WRITTEN INSTRUCTION: Edit the material starting at the line that contains "139, 216, 158]" and ending with the line that contains "Itemize the components". Replace "annotation" with "callout", keep everything else the same, and give back only those lines.

MATERIAL SHOWN:
■ ■ ■ ■ ■

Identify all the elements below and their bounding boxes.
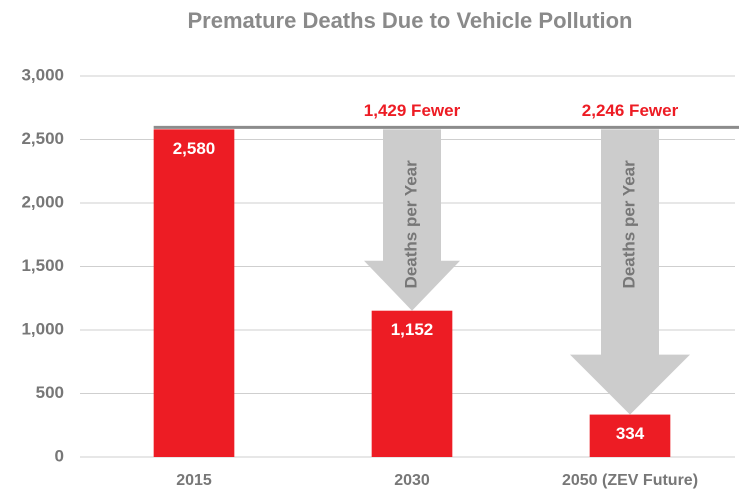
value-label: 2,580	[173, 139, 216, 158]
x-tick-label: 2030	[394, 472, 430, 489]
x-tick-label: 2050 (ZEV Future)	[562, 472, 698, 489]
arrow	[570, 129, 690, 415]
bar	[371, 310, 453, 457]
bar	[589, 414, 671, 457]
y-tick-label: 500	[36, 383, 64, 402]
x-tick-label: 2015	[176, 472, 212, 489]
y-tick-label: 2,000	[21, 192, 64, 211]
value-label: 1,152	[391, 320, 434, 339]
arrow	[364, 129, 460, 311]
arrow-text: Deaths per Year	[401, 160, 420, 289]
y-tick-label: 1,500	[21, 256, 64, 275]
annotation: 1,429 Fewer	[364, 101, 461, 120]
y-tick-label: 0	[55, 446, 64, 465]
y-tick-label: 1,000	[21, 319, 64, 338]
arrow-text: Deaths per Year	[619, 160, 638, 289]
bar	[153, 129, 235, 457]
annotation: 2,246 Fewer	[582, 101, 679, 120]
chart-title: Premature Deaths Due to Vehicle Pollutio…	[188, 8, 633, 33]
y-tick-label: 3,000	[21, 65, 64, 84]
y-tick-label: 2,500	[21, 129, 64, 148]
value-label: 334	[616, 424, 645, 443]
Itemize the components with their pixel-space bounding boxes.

■ ■ ■ ■ ■

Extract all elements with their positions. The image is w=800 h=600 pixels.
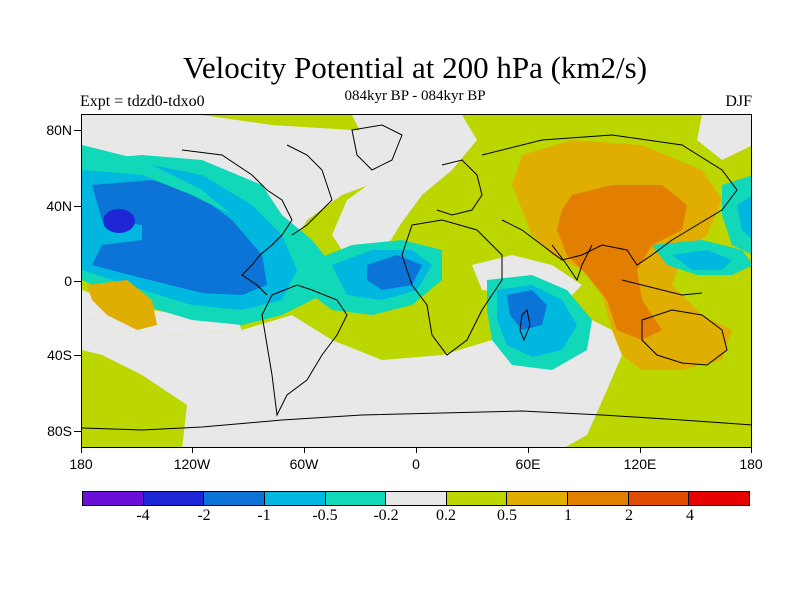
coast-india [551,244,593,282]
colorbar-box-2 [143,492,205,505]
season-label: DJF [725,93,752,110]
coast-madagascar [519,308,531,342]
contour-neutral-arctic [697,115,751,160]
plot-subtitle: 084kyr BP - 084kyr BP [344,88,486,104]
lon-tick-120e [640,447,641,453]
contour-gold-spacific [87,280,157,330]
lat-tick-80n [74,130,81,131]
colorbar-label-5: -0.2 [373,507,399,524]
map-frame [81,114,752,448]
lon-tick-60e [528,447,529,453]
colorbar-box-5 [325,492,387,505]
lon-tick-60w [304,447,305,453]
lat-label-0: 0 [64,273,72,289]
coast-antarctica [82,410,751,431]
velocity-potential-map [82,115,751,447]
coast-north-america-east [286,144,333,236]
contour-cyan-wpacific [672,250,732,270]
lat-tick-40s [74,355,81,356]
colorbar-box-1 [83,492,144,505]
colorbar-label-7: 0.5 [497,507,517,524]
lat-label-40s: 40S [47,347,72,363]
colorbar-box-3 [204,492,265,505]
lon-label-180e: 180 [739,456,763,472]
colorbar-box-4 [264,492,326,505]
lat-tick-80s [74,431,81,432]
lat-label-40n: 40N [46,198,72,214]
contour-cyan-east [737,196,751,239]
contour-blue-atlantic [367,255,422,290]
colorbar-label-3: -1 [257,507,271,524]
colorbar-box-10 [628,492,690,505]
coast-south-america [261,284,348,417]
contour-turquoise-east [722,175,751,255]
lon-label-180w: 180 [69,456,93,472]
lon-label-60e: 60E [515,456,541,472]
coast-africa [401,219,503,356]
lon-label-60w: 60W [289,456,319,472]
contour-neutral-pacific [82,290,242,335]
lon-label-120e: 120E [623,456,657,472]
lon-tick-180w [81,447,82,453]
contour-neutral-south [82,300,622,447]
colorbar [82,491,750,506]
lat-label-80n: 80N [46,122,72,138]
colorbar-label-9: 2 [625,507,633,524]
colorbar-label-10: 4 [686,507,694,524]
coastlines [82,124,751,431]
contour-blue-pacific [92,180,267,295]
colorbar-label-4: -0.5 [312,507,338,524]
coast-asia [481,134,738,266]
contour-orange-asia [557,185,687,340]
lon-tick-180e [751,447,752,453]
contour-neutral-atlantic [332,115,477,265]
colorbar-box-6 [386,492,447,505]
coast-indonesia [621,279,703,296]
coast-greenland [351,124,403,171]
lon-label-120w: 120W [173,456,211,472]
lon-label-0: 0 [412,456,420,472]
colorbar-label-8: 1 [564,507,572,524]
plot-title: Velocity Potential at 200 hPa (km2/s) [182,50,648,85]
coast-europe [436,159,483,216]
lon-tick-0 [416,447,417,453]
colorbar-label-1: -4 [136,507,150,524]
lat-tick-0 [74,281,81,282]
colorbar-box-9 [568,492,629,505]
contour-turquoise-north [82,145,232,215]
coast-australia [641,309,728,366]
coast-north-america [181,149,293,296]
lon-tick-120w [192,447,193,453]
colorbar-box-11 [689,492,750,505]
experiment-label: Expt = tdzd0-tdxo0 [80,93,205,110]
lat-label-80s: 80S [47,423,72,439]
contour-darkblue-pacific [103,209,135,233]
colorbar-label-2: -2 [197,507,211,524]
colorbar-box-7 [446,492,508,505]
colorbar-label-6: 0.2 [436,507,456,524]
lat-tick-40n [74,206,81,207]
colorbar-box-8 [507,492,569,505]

■ ■ ■ ■ ■

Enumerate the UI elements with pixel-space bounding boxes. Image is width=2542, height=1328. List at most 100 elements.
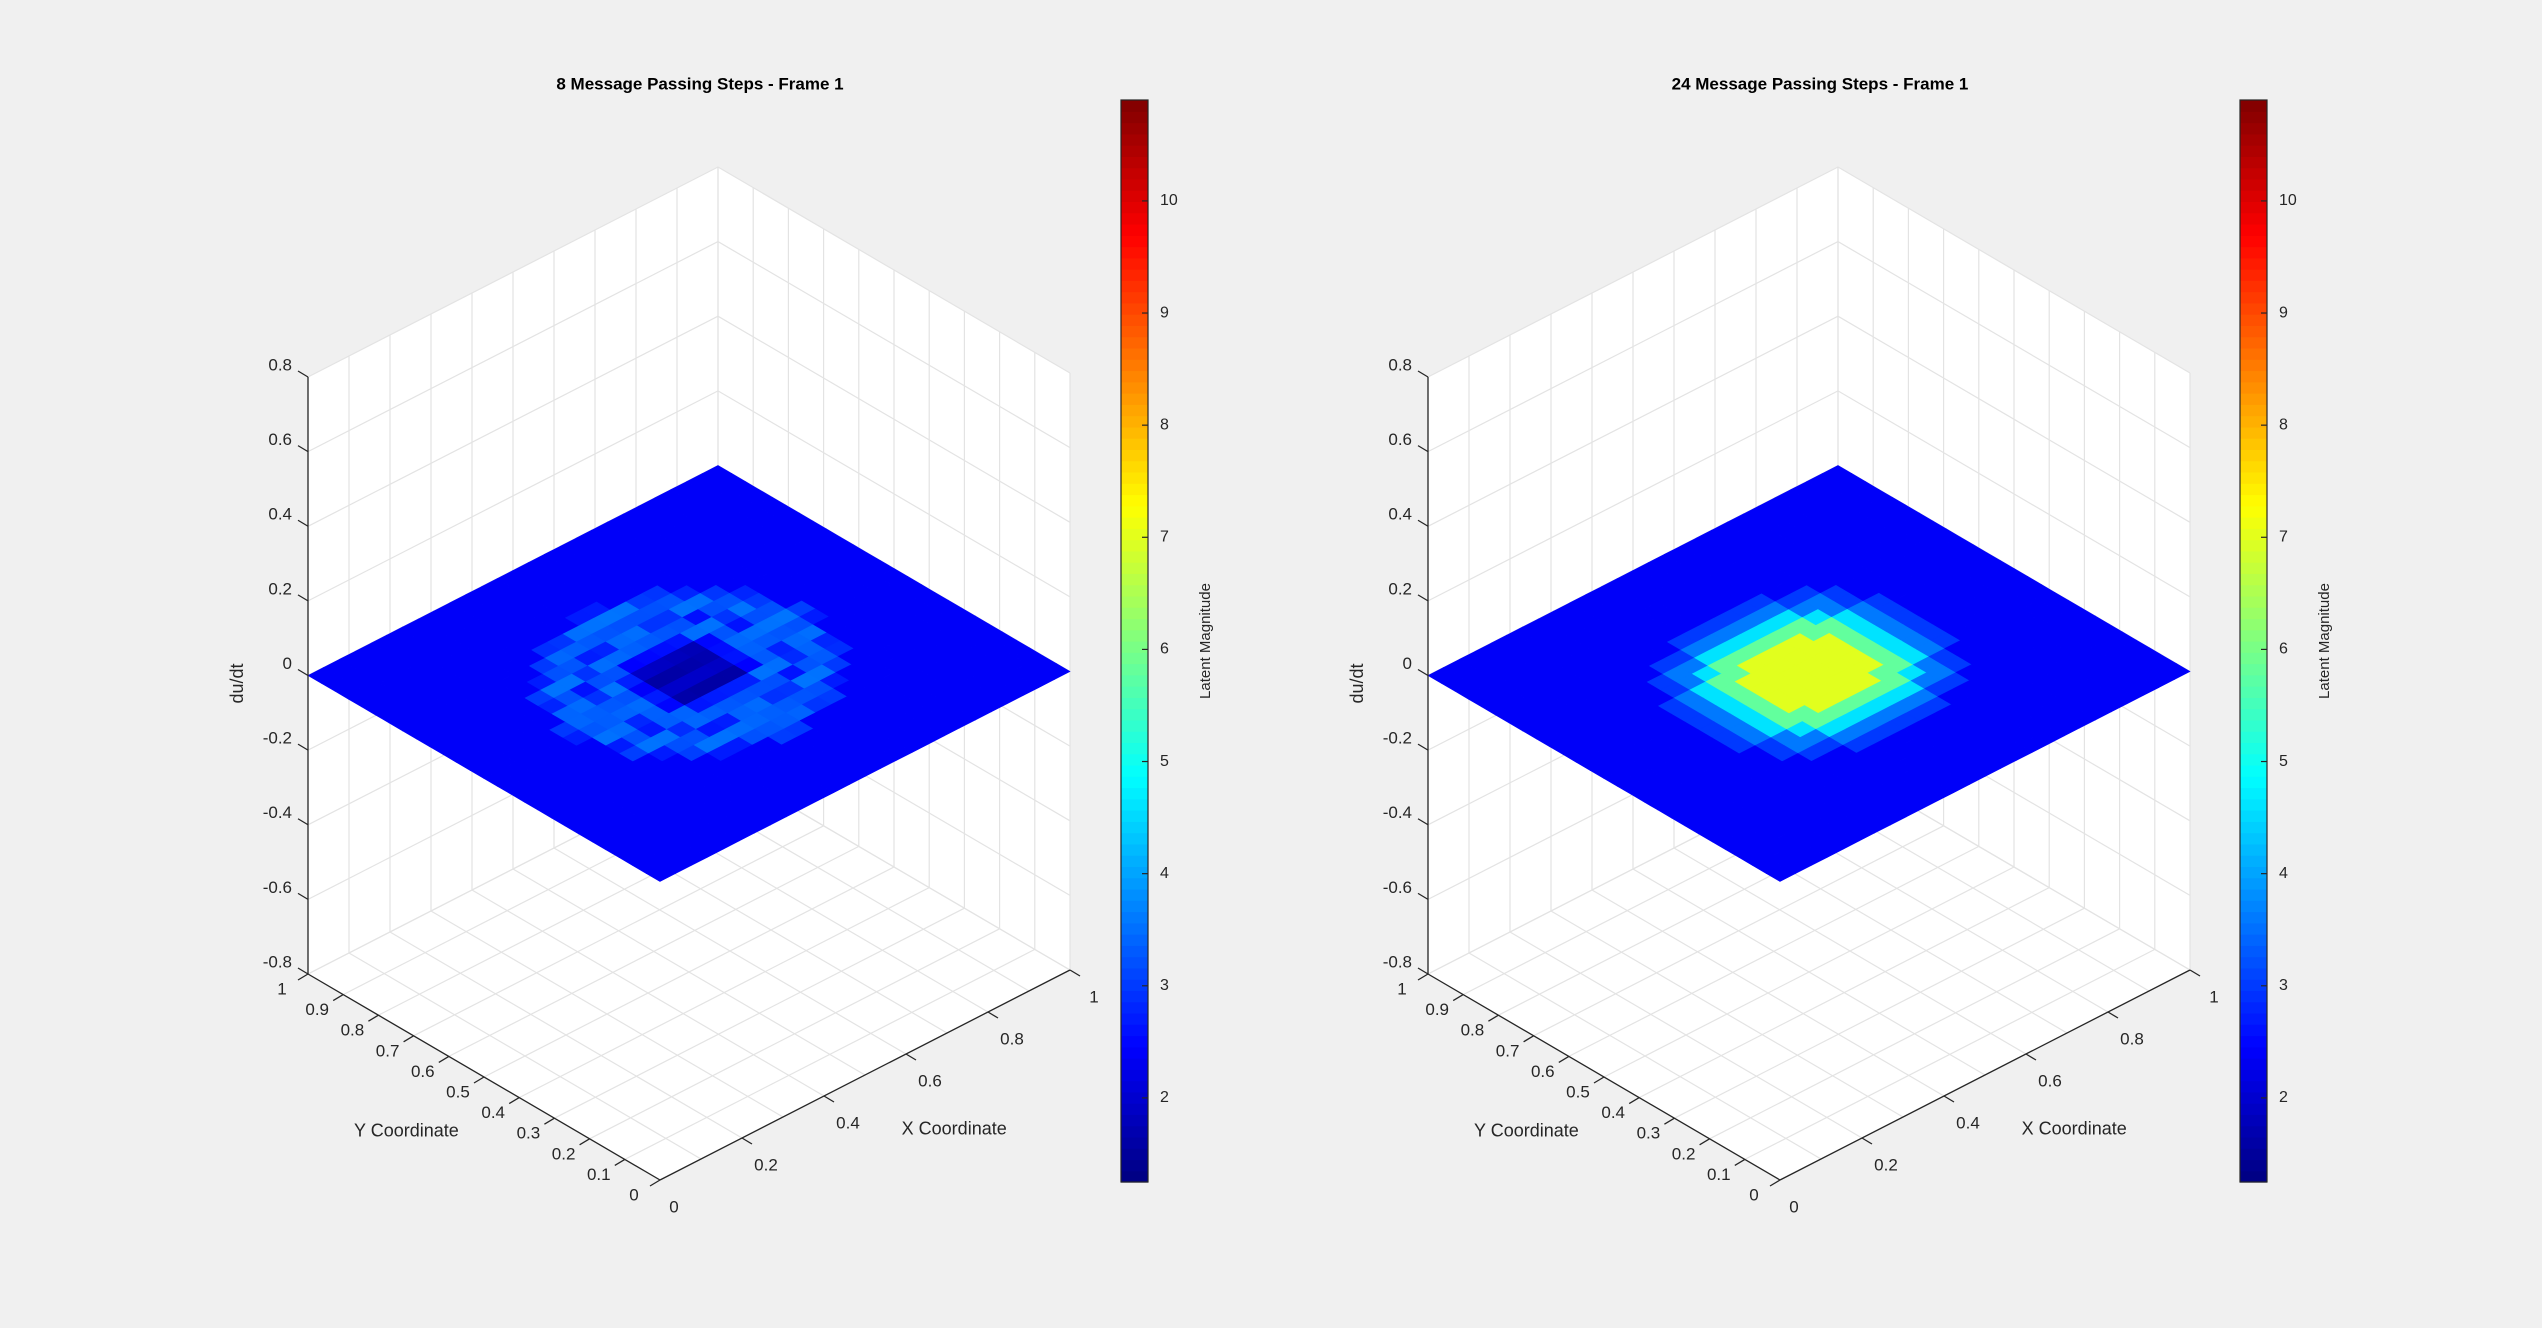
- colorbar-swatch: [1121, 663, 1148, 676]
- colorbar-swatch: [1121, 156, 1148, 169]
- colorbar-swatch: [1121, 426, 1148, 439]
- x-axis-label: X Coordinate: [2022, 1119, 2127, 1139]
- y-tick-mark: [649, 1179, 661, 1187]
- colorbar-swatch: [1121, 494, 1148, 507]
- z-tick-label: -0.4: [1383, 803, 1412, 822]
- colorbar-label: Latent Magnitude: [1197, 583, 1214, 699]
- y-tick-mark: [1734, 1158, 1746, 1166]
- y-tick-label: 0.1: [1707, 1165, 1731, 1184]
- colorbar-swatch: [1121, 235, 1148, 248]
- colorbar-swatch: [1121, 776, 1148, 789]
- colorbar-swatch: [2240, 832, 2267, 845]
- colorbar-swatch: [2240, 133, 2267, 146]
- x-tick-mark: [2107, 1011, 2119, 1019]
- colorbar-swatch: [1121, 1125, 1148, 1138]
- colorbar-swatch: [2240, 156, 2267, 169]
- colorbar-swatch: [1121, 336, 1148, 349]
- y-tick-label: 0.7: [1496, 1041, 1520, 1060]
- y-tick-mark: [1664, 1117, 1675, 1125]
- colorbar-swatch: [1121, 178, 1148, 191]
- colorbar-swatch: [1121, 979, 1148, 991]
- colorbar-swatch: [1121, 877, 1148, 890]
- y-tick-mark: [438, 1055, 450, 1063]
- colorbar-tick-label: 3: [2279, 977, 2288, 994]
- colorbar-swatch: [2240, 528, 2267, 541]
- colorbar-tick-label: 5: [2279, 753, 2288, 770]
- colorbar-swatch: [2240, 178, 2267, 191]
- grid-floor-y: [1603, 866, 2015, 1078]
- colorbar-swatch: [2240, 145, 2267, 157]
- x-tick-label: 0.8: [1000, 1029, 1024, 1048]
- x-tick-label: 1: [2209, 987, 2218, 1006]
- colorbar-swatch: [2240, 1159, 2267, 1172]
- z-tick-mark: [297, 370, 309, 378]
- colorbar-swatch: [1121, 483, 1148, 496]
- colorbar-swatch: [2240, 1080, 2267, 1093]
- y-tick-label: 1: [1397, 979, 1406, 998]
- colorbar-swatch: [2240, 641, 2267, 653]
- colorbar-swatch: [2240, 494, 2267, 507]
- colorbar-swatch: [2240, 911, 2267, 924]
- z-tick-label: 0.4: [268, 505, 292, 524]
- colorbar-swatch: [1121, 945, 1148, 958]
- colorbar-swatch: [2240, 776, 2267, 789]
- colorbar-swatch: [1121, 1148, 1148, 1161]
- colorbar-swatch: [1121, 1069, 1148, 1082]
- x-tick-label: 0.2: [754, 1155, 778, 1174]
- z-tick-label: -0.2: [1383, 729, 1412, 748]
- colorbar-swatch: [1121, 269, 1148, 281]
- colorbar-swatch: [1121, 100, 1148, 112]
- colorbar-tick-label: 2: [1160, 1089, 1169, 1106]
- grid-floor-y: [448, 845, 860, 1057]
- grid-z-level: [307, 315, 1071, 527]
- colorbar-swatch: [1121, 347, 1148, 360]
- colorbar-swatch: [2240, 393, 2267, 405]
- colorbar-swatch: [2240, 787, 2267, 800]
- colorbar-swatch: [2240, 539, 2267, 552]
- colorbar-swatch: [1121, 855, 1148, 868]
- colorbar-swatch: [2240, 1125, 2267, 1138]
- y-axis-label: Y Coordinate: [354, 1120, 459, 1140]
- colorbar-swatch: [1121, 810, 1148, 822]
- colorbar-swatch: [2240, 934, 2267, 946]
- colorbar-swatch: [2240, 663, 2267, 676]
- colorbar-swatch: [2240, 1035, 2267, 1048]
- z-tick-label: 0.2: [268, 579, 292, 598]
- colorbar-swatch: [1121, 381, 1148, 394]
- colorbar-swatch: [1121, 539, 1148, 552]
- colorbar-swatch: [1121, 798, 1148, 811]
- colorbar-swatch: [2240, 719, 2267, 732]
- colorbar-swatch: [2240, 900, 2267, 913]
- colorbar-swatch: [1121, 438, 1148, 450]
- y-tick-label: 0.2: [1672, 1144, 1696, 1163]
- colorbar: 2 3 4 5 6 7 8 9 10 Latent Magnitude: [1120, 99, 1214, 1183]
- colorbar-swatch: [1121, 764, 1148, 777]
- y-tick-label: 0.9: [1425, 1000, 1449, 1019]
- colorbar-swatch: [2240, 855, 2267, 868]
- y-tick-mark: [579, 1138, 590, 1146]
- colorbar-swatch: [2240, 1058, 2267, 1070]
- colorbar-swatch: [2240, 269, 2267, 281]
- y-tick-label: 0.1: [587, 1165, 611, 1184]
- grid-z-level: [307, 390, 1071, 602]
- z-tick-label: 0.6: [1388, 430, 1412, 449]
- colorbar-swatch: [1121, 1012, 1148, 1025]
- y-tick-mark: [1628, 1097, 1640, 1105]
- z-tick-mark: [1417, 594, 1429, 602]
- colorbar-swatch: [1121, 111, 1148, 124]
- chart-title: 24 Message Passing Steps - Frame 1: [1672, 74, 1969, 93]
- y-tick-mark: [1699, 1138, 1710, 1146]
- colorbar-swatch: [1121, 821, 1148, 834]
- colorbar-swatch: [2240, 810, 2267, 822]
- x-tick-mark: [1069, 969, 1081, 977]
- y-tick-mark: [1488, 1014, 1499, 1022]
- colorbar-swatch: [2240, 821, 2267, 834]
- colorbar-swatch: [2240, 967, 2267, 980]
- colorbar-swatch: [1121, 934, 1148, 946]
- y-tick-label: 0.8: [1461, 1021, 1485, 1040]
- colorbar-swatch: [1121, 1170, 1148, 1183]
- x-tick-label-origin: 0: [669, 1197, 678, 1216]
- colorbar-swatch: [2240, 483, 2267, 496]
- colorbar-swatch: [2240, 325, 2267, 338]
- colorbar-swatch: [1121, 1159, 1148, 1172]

■ ■ ■ ■ ■

PROBLEM SOLUTION:
value-label: 2,580	[173, 139, 216, 158]
x-tick-label: 2030	[394, 472, 430, 489]
x-tick-label: 2050 (ZEV Future)	[562, 472, 698, 489]
arrow	[570, 129, 690, 415]
bar	[371, 310, 453, 457]
bar	[589, 414, 671, 457]
y-tick-label: 500	[36, 383, 64, 402]
x-tick-label: 2015	[176, 472, 212, 489]
y-tick-label: 2,000	[21, 192, 64, 211]
value-label: 1,152	[391, 320, 434, 339]
arrow	[364, 129, 460, 311]
arrow-text: Deaths per Year	[401, 160, 420, 289]
y-tick-label: 1,500	[21, 256, 64, 275]
callout: 1,429 Fewer	[364, 101, 461, 120]
y-tick-label: 0	[55, 446, 64, 465]
y-tick-label: 1,000	[21, 319, 64, 338]
arrow-text: Deaths per Year	[619, 160, 638, 289]
bar	[153, 129, 235, 457]
callout: 2,246 Fewer	[582, 101, 679, 120]
chart-title: Premature Deaths Due to Vehicle Pollutio…	[188, 8, 633, 33]
y-tick-label: 3,000	[21, 65, 64, 84]
y-tick-label: 2,500	[21, 129, 64, 148]
value-label: 334	[616, 424, 645, 443]
Itemize the components with their pixel-space bounding boxes.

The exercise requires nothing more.